• [Instructions to follow] Word for word, transcribe the lines below and drop the pictures.

• [Records for the task]

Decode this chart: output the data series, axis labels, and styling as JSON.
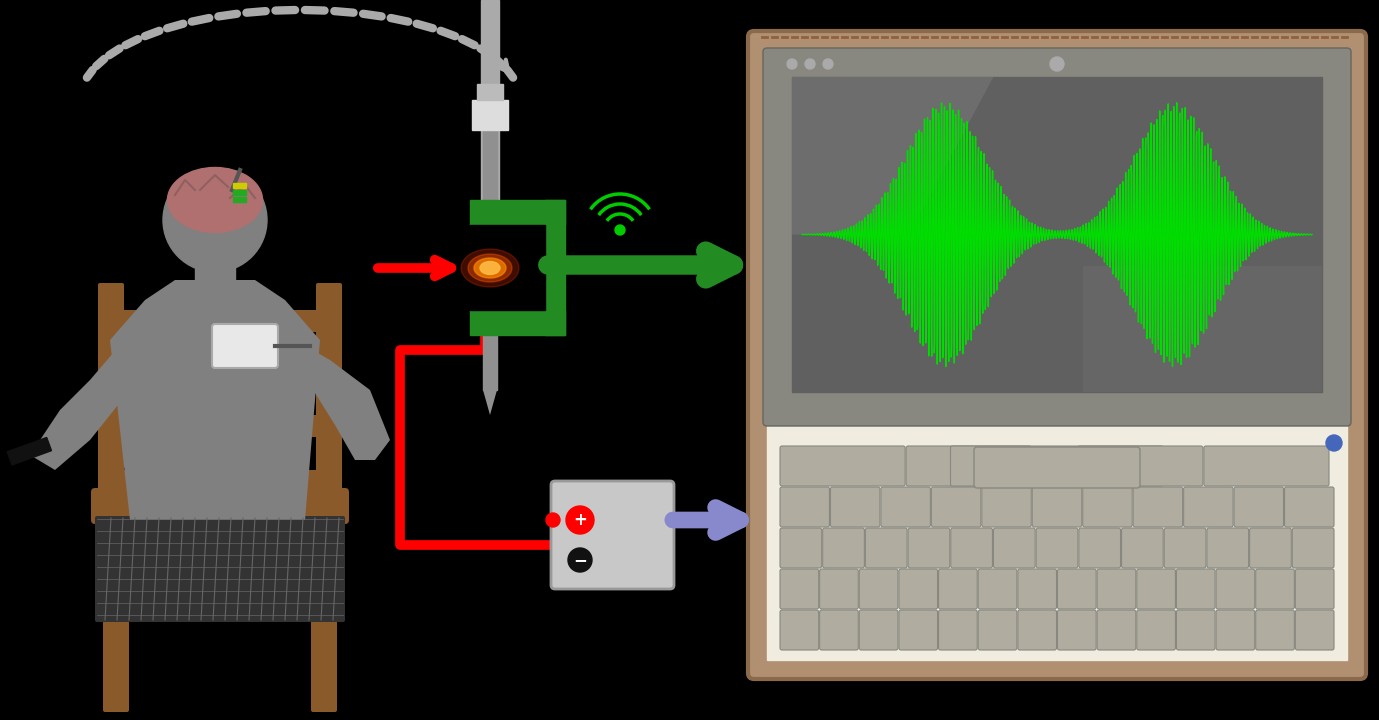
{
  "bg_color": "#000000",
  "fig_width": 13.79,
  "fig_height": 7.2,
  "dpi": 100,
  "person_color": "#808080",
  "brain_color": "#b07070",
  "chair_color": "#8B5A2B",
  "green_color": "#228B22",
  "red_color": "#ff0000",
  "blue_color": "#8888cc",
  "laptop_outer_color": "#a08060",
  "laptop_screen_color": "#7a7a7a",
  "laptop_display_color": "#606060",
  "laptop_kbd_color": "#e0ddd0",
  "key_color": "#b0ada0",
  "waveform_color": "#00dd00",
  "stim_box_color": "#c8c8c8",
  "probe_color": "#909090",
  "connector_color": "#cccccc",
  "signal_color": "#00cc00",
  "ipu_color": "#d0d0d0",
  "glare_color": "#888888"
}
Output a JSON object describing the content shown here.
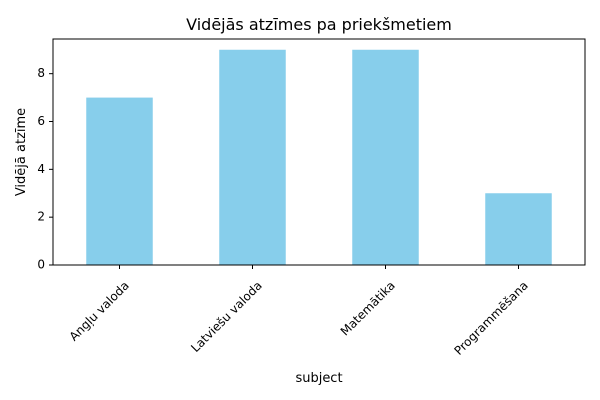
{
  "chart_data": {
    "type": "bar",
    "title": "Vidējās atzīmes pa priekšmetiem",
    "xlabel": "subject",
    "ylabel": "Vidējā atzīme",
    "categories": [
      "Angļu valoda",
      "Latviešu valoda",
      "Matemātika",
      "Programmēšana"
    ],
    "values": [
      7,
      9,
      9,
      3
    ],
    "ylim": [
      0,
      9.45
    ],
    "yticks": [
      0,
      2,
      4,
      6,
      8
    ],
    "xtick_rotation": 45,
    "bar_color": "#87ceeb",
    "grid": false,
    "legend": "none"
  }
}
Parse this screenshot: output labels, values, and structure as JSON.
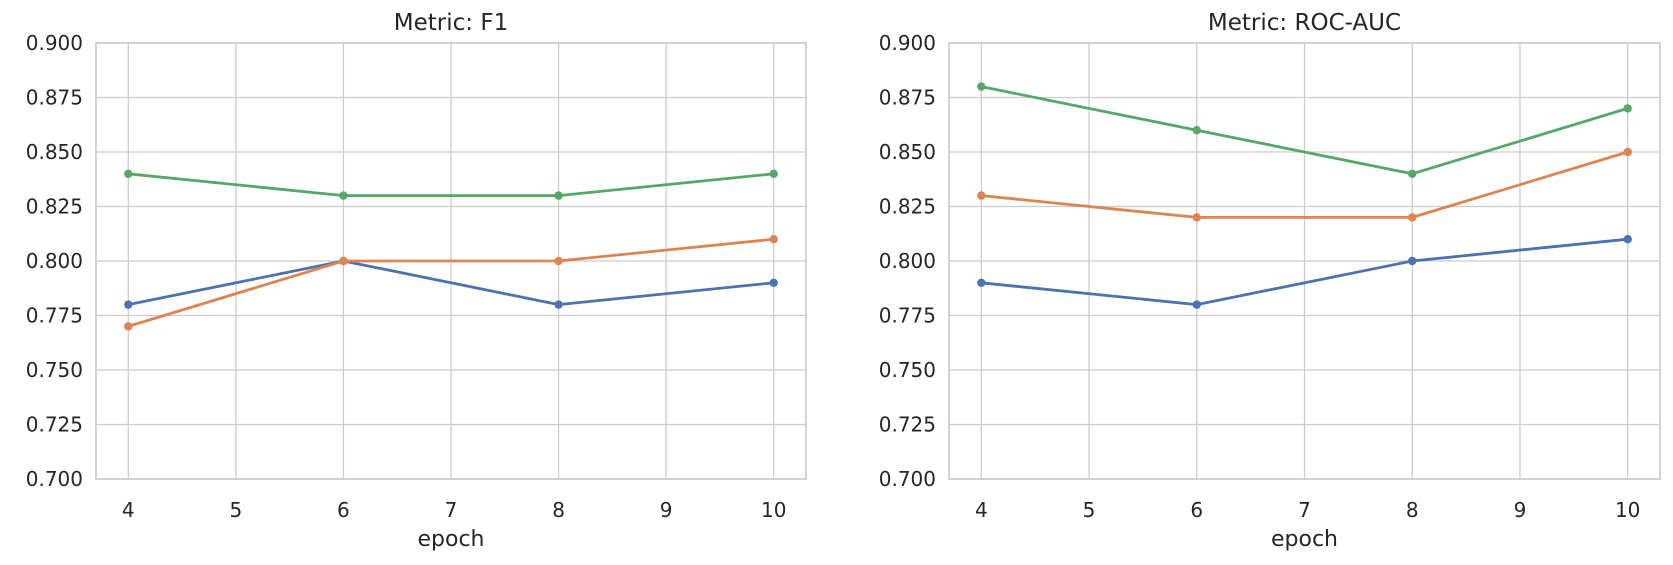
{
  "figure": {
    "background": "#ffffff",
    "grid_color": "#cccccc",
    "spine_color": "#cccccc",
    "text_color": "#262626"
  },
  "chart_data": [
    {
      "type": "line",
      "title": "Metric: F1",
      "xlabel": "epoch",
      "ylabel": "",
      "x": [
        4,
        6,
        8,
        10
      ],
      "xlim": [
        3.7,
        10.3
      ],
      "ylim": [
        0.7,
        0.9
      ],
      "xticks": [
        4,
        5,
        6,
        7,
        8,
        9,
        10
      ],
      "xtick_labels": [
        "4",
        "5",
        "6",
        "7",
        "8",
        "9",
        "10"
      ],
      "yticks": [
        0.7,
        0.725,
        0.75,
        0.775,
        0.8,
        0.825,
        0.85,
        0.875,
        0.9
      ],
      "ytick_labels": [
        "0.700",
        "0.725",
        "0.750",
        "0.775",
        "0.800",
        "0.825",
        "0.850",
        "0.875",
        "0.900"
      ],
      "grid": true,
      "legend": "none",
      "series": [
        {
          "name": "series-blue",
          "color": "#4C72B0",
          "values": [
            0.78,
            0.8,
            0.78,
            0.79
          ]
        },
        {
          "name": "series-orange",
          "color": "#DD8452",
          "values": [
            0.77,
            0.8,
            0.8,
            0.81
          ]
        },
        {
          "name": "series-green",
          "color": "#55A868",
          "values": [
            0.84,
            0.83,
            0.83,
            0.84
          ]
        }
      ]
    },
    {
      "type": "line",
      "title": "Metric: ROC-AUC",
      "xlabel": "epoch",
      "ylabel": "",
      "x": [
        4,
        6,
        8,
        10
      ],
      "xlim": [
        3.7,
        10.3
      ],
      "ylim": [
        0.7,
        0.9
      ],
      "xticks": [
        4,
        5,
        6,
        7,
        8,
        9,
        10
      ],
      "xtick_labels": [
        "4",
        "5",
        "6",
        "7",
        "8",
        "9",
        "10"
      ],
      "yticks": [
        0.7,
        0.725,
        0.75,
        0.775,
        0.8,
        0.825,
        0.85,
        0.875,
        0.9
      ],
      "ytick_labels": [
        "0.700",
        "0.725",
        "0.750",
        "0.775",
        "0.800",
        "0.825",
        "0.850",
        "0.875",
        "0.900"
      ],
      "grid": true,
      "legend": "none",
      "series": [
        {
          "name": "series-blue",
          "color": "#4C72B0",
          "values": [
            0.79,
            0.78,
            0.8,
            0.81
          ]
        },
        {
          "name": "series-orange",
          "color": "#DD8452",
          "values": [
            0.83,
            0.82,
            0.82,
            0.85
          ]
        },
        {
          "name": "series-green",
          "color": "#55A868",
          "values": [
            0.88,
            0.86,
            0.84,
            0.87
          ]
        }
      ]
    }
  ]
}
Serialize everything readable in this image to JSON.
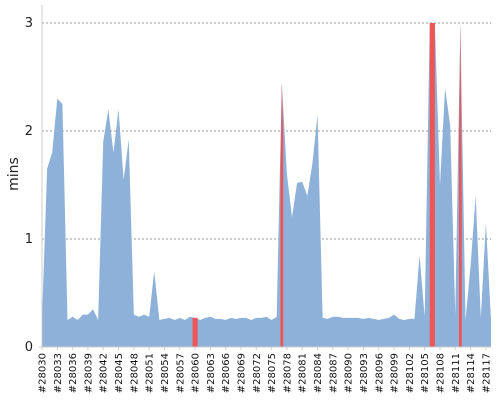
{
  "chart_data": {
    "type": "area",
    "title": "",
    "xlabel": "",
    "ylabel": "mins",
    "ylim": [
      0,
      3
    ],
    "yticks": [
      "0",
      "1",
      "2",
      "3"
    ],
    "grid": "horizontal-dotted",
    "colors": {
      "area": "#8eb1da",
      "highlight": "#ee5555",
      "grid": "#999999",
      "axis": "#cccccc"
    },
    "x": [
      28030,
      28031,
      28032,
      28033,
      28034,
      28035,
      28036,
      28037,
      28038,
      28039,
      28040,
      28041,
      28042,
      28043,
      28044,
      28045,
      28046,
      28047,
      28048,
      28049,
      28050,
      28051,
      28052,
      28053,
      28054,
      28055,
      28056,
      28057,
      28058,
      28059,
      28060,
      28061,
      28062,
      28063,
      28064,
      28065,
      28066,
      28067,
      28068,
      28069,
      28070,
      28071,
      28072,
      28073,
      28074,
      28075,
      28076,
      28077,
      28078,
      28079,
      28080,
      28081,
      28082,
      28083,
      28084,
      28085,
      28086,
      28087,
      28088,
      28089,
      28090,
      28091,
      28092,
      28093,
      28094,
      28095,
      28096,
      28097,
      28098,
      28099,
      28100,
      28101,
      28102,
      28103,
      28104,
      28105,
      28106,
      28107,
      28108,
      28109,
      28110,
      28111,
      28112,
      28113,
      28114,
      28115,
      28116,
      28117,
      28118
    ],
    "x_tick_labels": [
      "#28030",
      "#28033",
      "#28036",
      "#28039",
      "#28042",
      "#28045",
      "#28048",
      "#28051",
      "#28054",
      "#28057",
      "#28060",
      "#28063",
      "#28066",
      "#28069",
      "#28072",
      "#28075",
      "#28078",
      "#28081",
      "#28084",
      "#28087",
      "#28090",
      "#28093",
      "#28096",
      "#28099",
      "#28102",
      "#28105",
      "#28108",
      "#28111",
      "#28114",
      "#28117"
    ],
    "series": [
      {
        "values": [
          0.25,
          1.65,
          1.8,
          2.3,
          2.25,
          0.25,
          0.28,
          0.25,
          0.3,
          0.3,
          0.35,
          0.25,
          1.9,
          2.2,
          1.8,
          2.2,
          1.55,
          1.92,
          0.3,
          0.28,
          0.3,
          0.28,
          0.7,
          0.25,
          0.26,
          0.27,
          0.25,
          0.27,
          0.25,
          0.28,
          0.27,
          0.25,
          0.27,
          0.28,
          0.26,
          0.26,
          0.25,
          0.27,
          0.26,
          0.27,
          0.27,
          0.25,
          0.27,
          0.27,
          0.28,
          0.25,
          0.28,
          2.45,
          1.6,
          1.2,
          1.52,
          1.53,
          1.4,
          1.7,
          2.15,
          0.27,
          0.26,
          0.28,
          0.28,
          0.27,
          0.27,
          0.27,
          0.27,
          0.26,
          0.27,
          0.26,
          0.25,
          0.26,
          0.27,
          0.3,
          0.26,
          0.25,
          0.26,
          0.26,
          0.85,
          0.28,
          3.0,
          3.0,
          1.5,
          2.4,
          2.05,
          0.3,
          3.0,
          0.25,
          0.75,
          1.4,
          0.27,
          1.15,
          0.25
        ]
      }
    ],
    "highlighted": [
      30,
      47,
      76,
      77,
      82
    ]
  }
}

• [Answer for the task]
Decode this chart: output the data series, axis labels, and styling as JSON.
{
  "bg_color": "#000000",
  "fig_width": 13.79,
  "fig_height": 7.2,
  "dpi": 100,
  "person_color": "#808080",
  "brain_color": "#b07070",
  "chair_color": "#8B5A2B",
  "green_color": "#228B22",
  "red_color": "#ff0000",
  "blue_color": "#8888cc",
  "laptop_outer_color": "#a08060",
  "laptop_screen_color": "#7a7a7a",
  "laptop_display_color": "#606060",
  "laptop_kbd_color": "#e0ddd0",
  "key_color": "#b0ada0",
  "waveform_color": "#00dd00",
  "stim_box_color": "#c8c8c8",
  "probe_color": "#909090",
  "connector_color": "#cccccc",
  "signal_color": "#00cc00",
  "ipu_color": "#d0d0d0",
  "glare_color": "#888888"
}
Output a JSON object describing the content shown here.
{
  "chart_data": {
    "type": "bar",
    "title": "Vidējās atzīmes pa priekšmetiem",
    "xlabel": "subject",
    "ylabel": "Vidējā atzīme",
    "categories": [
      "Angļu valoda",
      "Latviešu valoda",
      "Matemātika",
      "Programmēšana"
    ],
    "values": [
      7,
      9,
      9,
      3
    ],
    "ylim": [
      0,
      9.45
    ],
    "yticks": [
      0,
      2,
      4,
      6,
      8
    ],
    "xtick_rotation": 45,
    "bar_color": "#87ceeb",
    "grid": false,
    "legend": "none"
  }
}
Parse this screenshot: output labels, values, and structure as JSON.
{
  "figure": {
    "background": "#ffffff",
    "grid_color": "#cccccc",
    "spine_color": "#cccccc",
    "text_color": "#262626"
  },
  "chart_data": [
    {
      "type": "line",
      "title": "Metric: F1",
      "xlabel": "epoch",
      "ylabel": "",
      "x": [
        4,
        6,
        8,
        10
      ],
      "xlim": [
        3.7,
        10.3
      ],
      "ylim": [
        0.7,
        0.9
      ],
      "xticks": [
        4,
        5,
        6,
        7,
        8,
        9,
        10
      ],
      "xtick_labels": [
        "4",
        "5",
        "6",
        "7",
        "8",
        "9",
        "10"
      ],
      "yticks": [
        0.7,
        0.725,
        0.75,
        0.775,
        0.8,
        0.825,
        0.85,
        0.875,
        0.9
      ],
      "ytick_labels": [
        "0.700",
        "0.725",
        "0.750",
        "0.775",
        "0.800",
        "0.825",
        "0.850",
        "0.875",
        "0.900"
      ],
      "grid": true,
      "legend": "none",
      "series": [
        {
          "name": "series-blue",
          "color": "#4C72B0",
          "values": [
            0.78,
            0.8,
            0.78,
            0.79
          ]
        },
        {
          "name": "series-orange",
          "color": "#DD8452",
          "values": [
            0.77,
            0.8,
            0.8,
            0.81
          ]
        },
        {
          "name": "series-green",
          "color": "#55A868",
          "values": [
            0.84,
            0.83,
            0.83,
            0.84
          ]
        }
      ]
    },
    {
      "type": "line",
      "title": "Metric: ROC-AUC",
      "xlabel": "epoch",
      "ylabel": "",
      "x": [
        4,
        6,
        8,
        10
      ],
      "xlim": [
        3.7,
        10.3
      ],
      "ylim": [
        0.7,
        0.9
      ],
      "xticks": [
        4,
        5,
        6,
        7,
        8,
        9,
        10
      ],
      "xtick_labels": [
        "4",
        "5",
        "6",
        "7",
        "8",
        "9",
        "10"
      ],
      "yticks": [
        0.7,
        0.725,
        0.75,
        0.775,
        0.8,
        0.825,
        0.85,
        0.875,
        0.9
      ],
      "ytick_labels": [
        "0.700",
        "0.725",
        "0.750",
        "0.775",
        "0.800",
        "0.825",
        "0.850",
        "0.875",
        "0.900"
      ],
      "grid": true,
      "legend": "none",
      "series": [
        {
          "name": "series-blue",
          "color": "#4C72B0",
          "values": [
            0.79,
            0.78,
            0.8,
            0.81
          ]
        },
        {
          "name": "series-orange",
          "color": "#DD8452",
          "values": [
            0.83,
            0.82,
            0.82,
            0.85
          ]
        },
        {
          "name": "series-green",
          "color": "#55A868",
          "values": [
            0.88,
            0.86,
            0.84,
            0.87
          ]
        }
      ]
    }
  ]
}
Serialize everything readable in this image to JSON.
{
  "chart_data": {
    "type": "area",
    "title": "",
    "xlabel": "",
    "ylabel": "mins",
    "ylim": [
      0,
      3
    ],
    "yticks": [
      "0",
      "1",
      "2",
      "3"
    ],
    "grid": "horizontal-dotted",
    "colors": {
      "area": "#8eb1da",
      "highlight": "#ee5555",
      "grid": "#999999",
      "axis": "#cccccc"
    },
    "x": [
      28030,
      28031,
      28032,
      28033,
      28034,
      28035,
      28036,
      28037,
      28038,
      28039,
      28040,
      28041,
      28042,
      28043,
      28044,
      28045,
      28046,
      28047,
      28048,
      28049,
      28050,
      28051,
      28052,
      28053,
      28054,
      28055,
      28056,
      28057,
      28058,
      28059,
      28060,
      28061,
      28062,
      28063,
      28064,
      28065,
      28066,
      28067,
      28068,
      28069,
      28070,
      28071,
      28072,
      28073,
      28074,
      28075,
      28076,
      28077,
      28078,
      28079,
      28080,
      28081,
      28082,
      28083,
      28084,
      28085,
      28086,
      28087,
      28088,
      28089,
      28090,
      28091,
      28092,
      28093,
      28094,
      28095,
      28096,
      28097,
      28098,
      28099,
      28100,
      28101,
      28102,
      28103,
      28104,
      28105,
      28106,
      28107,
      28108,
      28109,
      28110,
      28111,
      28112,
      28113,
      28114,
      28115,
      28116,
      28117,
      28118
    ],
    "x_tick_labels": [
      "#28030",
      "#28033",
      "#28036",
      "#28039",
      "#28042",
      "#28045",
      "#28048",
      "#28051",
      "#28054",
      "#28057",
      "#28060",
      "#28063",
      "#28066",
      "#28069",
      "#28072",
      "#28075",
      "#28078",
      "#28081",
      "#28084",
      "#28087",
      "#28090",
      "#28093",
      "#28096",
      "#28099",
      "#28102",
      "#28105",
      "#28108",
      "#28111",
      "#28114",
      "#28117"
    ],
    "series": [
      {
        "values": [
          0.25,
          1.65,
          1.8,
          2.3,
          2.25,
          0.25,
          0.28,
          0.25,
          0.3,
          0.3,
          0.35,
          0.25,
          1.9,
          2.2,
          1.8,
          2.2,
          1.55,
          1.92,
          0.3,
          0.28,
          0.3,
          0.28,
          0.7,
          0.25,
          0.26,
          0.27,
          0.25,
          0.27,
          0.25,
          0.28,
          0.27,
          0.25,
          0.27,
          0.28,
          0.26,
          0.26,
          0.25,
          0.27,
          0.26,
          0.27,
          0.27,
          0.25,
          0.27,
          0.27,
          0.28,
          0.25,
          0.28,
          2.45,
          1.6,
          1.2,
          1.52,
          1.53,
          1.4,
          1.7,
          2.15,
          0.27,
          0.26,
          0.28,
          0.28,
          0.27,
          0.27,
          0.27,
          0.27,
          0.26,
          0.27,
          0.26,
          0.25,
          0.26,
          0.27,
          0.3,
          0.26,
          0.25,
          0.26,
          0.26,
          0.85,
          0.28,
          3.0,
          3.0,
          1.5,
          2.4,
          2.05,
          0.3,
          3.0,
          0.25,
          0.75,
          1.4,
          0.27,
          1.15,
          0.25
        ]
      }
    ],
    "highlighted": [
      30,
      47,
      76,
      77,
      82
    ]
  }
}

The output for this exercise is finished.